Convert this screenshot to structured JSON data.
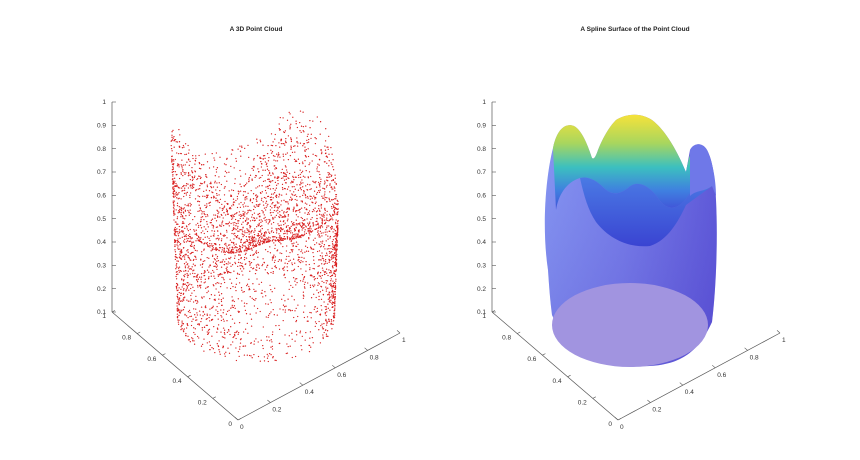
{
  "chart_data": [
    {
      "type": "scatter",
      "title": "A 3D Point Cloud",
      "xlabel": "",
      "ylabel": "",
      "zlabel": "",
      "xlim": [
        0,
        1
      ],
      "ylim": [
        0,
        1
      ],
      "zlim": [
        0.1,
        1
      ],
      "x_ticks": [
        "0",
        "0.2",
        "0.4",
        "0.6",
        "0.8",
        "1"
      ],
      "y_ticks": [
        "0",
        "0.2",
        "0.4",
        "0.6",
        "0.8",
        "1"
      ],
      "z_ticks": [
        "0.1",
        "0.2",
        "0.3",
        "0.4",
        "0.5",
        "0.6",
        "0.7",
        "0.8",
        "0.9",
        "1"
      ],
      "marker_color": "#d92020",
      "grid": false
    },
    {
      "type": "surface",
      "title": "A Spline Surface of the Point Cloud",
      "xlabel": "",
      "ylabel": "",
      "zlabel": "",
      "xlim": [
        0,
        1
      ],
      "ylim": [
        0,
        1
      ],
      "zlim": [
        0.1,
        1
      ],
      "x_ticks": [
        "0",
        "0.2",
        "0.4",
        "0.6",
        "0.8",
        "1"
      ],
      "y_ticks": [
        "0",
        "0.2",
        "0.4",
        "0.6",
        "0.8",
        "1"
      ],
      "z_ticks": [
        "0.1",
        "0.2",
        "0.3",
        "0.4",
        "0.5",
        "0.6",
        "0.7",
        "0.8",
        "0.9",
        "1"
      ],
      "colormap": [
        "#4a3fd0",
        "#5a74e8",
        "#38b6c8",
        "#8fd06a",
        "#f2d93a"
      ],
      "base_color": "#a194e0",
      "grid": false
    }
  ]
}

== Brief ==
Which lines contain the word "title"? Return each of them.

== Worked answer ==
      "title": "A 3D Point Cloud",
      "title": "A Spline Surface of the Point Cloud",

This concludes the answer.